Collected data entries
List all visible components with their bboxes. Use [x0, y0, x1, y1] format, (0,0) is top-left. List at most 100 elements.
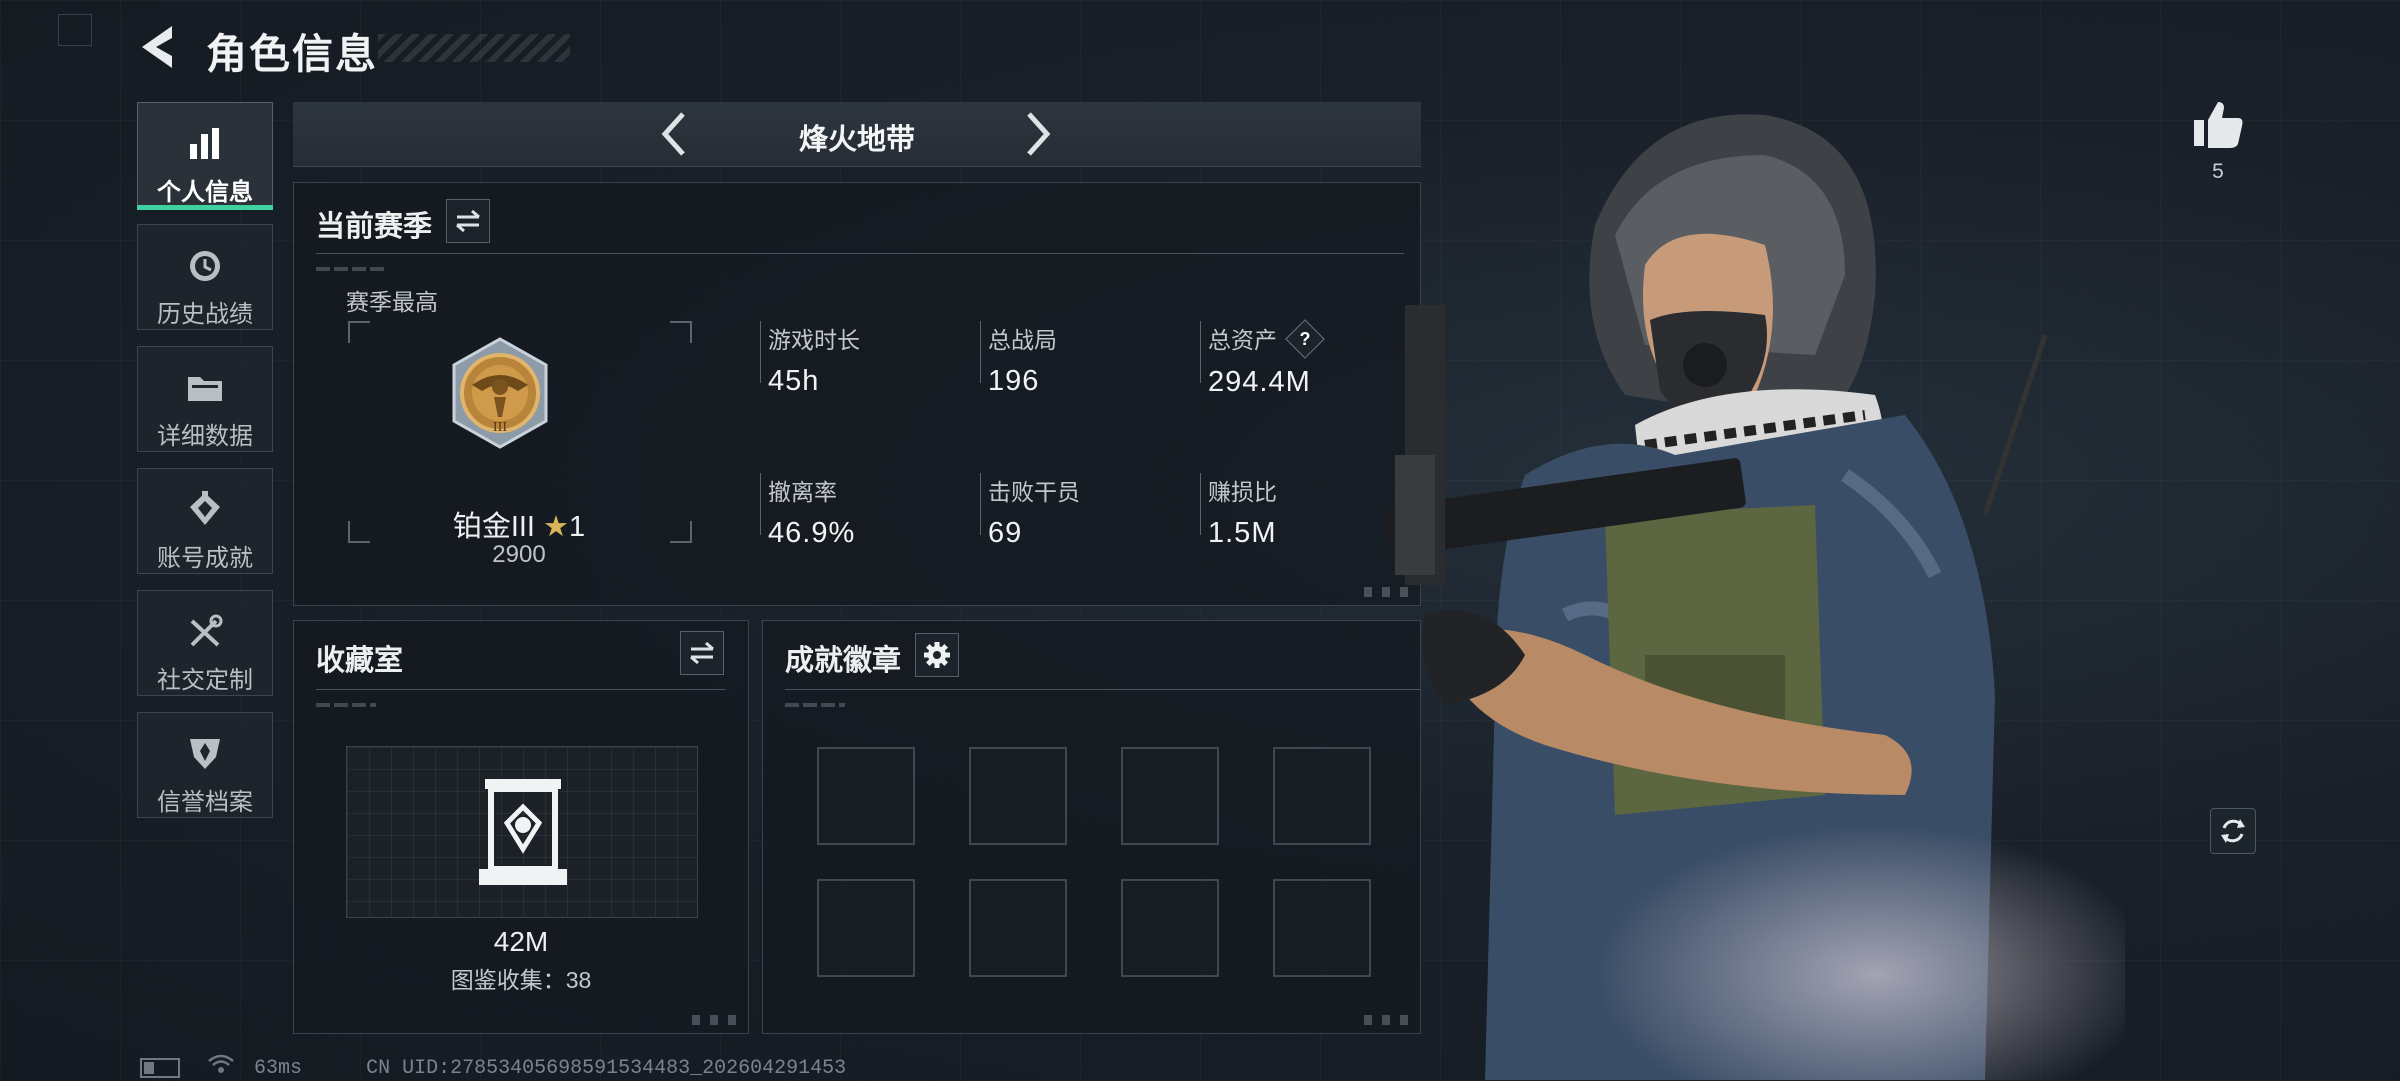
battery-icon: [140, 1057, 180, 1078]
shield-icon: [184, 733, 226, 774]
rank-line: 铂金III ★1: [348, 503, 690, 545]
badge-slot[interactable]: [1121, 879, 1219, 977]
sidebar-item-social-custom[interactable]: 社交定制: [137, 590, 273, 696]
title-decoration: [378, 34, 570, 62]
swap-icon: [690, 641, 714, 665]
stat-label: 游戏时长: [768, 327, 860, 353]
decoration-lines: [316, 267, 386, 271]
stat-label: 总战局: [988, 327, 1057, 353]
stat-label: 总资产 ?: [1208, 319, 1326, 359]
mode-title: 烽火地带: [798, 124, 915, 156]
stat-label: 赚损比: [1208, 479, 1277, 505]
season-title: 当前赛季: [316, 211, 433, 243]
rank-name: 铂金III: [452, 511, 535, 543]
badge-slot[interactable]: [817, 747, 915, 845]
achievements-title: 成就徽章: [785, 645, 902, 677]
gear-icon: [924, 642, 950, 668]
svg-text:III: III: [493, 420, 507, 434]
rank-stars: 1: [569, 511, 586, 543]
clock-icon: [184, 245, 226, 286]
badge-slot[interactable]: [817, 879, 915, 977]
badge-slot[interactable]: [969, 747, 1067, 845]
stat-value: 69: [988, 517, 1023, 549]
sidebar-item-reputation[interactable]: 信誉档案: [137, 712, 273, 818]
sidebar-item-label: 账号成就: [157, 545, 253, 572]
sidebar-item-label: 历史战绩: [157, 301, 253, 328]
sidebar: 个人信息 历史战绩 详细数据 账号成就 社交定制 信誉档案: [137, 102, 275, 834]
stat-separator: [1200, 321, 1201, 383]
stat-total-matches: 总战局 196: [988, 321, 1057, 398]
display-case-icon: [479, 779, 567, 885]
sidebar-item-history[interactable]: 历史战绩: [137, 224, 273, 330]
refresh-icon: [2221, 819, 2245, 843]
mode-selector: 烽火地带: [293, 102, 1421, 167]
stat-separator: [980, 321, 981, 383]
chevron-right-icon: [1027, 112, 1051, 156]
stat-label: 击败干员: [988, 479, 1080, 505]
stat-value: 46.9%: [768, 517, 856, 549]
back-arrow-icon: [142, 26, 172, 68]
stat-separator: [1200, 473, 1201, 535]
stat-value: 45h: [768, 365, 820, 397]
season-panel: 当前赛季 赛季最高 III 铂金III ★1 2900 游戏时长 45h 总战局…: [293, 182, 1421, 606]
sidebar-item-label: 信誉档案: [157, 789, 253, 816]
collection-title: 收藏室: [316, 645, 404, 677]
stat-value: 196: [988, 365, 1040, 397]
stat-separator: [760, 473, 761, 535]
stat-value: 294.4M: [1208, 365, 1311, 398]
decoration-lines: [785, 703, 845, 707]
achievements-settings-button[interactable]: [915, 633, 959, 677]
sidebar-item-label: 个人信息: [157, 179, 253, 206]
swap-icon: [456, 209, 480, 233]
sidebar-item-label: 详细数据: [157, 423, 253, 450]
stat-play-time: 游戏时长 45h: [768, 321, 860, 398]
ping-text: 63ms: [254, 1056, 303, 1080]
stat-value: 1.5M: [1208, 517, 1277, 549]
trophy-icon: [184, 489, 226, 530]
wifi-icon: [208, 1054, 234, 1081]
collection-switch-button[interactable]: [680, 631, 724, 675]
stat-total-assets: 总资产 ? 294.4M: [1208, 319, 1326, 399]
back-button[interactable]: [136, 22, 184, 72]
badge-slot[interactable]: [969, 879, 1067, 977]
character-model[interactable]: [1345, 95, 2125, 1080]
corner-decoration: [688, 1015, 740, 1025]
sidebar-item-personal-info[interactable]: 个人信息: [137, 102, 273, 210]
uid-text: CN UID:27853405698591534483_202604291453: [366, 1056, 847, 1080]
sidebar-item-label: 社交定制: [157, 667, 253, 694]
stat-separator: [980, 473, 981, 535]
collection-divider: [316, 689, 726, 690]
star-icon: ★: [543, 511, 570, 543]
badge-slot[interactable]: [1121, 747, 1219, 845]
frame-corner: [348, 321, 370, 343]
frame-corner: [670, 321, 692, 343]
bar-chart-icon: [184, 123, 226, 164]
season-best-label: 赛季最高: [346, 289, 438, 315]
stat-profit-loss: 赚损比 1.5M: [1208, 473, 1277, 550]
next-mode-button[interactable]: [1013, 110, 1061, 158]
stat-extraction-rate: 撤离率 46.9%: [768, 473, 855, 550]
status-footer: 63ms CN UID:27853405698591534483_2026042…: [140, 1054, 846, 1081]
collection-count: 图鉴收集：38: [450, 967, 592, 993]
sidebar-item-achievements[interactable]: 账号成就: [137, 468, 273, 574]
rotate-model-button[interactable]: [2210, 808, 2256, 854]
page-title: 角色信息: [206, 31, 378, 77]
sidebar-item-detailed-data[interactable]: 详细数据: [137, 346, 273, 452]
achievements-panel: 成就徽章: [762, 620, 1421, 1034]
rank-score: 2900: [492, 541, 546, 568]
help-icon[interactable]: ?: [1285, 319, 1326, 359]
help-glyph: ?: [1299, 328, 1311, 349]
stat-separator: [760, 321, 761, 383]
stat-operators-defeated: 击败干员 69: [988, 473, 1080, 550]
like-button[interactable]: [2190, 96, 2246, 152]
season-switch-button[interactable]: [446, 199, 490, 243]
season-divider: [316, 253, 1404, 254]
collection-value: 42M: [493, 926, 549, 957]
tools-icon: [184, 611, 226, 652]
achievements-divider: [785, 689, 1420, 690]
corner-decoration: [58, 14, 92, 46]
folder-icon: [184, 367, 226, 408]
like-count: 5: [2212, 160, 2224, 183]
collection-display[interactable]: [346, 746, 698, 918]
stat-label: 撤离率: [768, 479, 837, 505]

Requirements: Render the lines starting with the line containing "battery-icon: [140, 1057, 180, 1078]" and going on through the line containing "stat-label: 总资产 ?: [1208, 319, 1326, 359]" as a Markdown table with the columns Row and Line, numbering each row and leaving out any blank lines.

Completed task:
| Row | Line |
|---|---|
| 1 | battery-icon: [140, 1057, 180, 1078] |
| 2 | shield-icon: [184, 733, 226, 774] |
| 3 | rank-line: 铂金III ★1: [348, 503, 690, 545] |
| 4 | badge-slot[interactable]: [1121, 879, 1219, 977] |
| 5 | sidebar-item-social-custom[interactable]: 社交定制: [137, 590, 273, 696] |
| 6 | title-decoration: [378, 34, 570, 62] |
| 7 | swap-icon: [690, 641, 714, 665] |
| 8 | stat-label: 游戏时长: [768, 327, 860, 353] |
| 9 | decoration-lines: [316, 267, 386, 271] |
| 10 | stat-label: 总战局: [988, 327, 1057, 353] |
| 11 | stat-label: 总资产 ?: [1208, 319, 1326, 359] |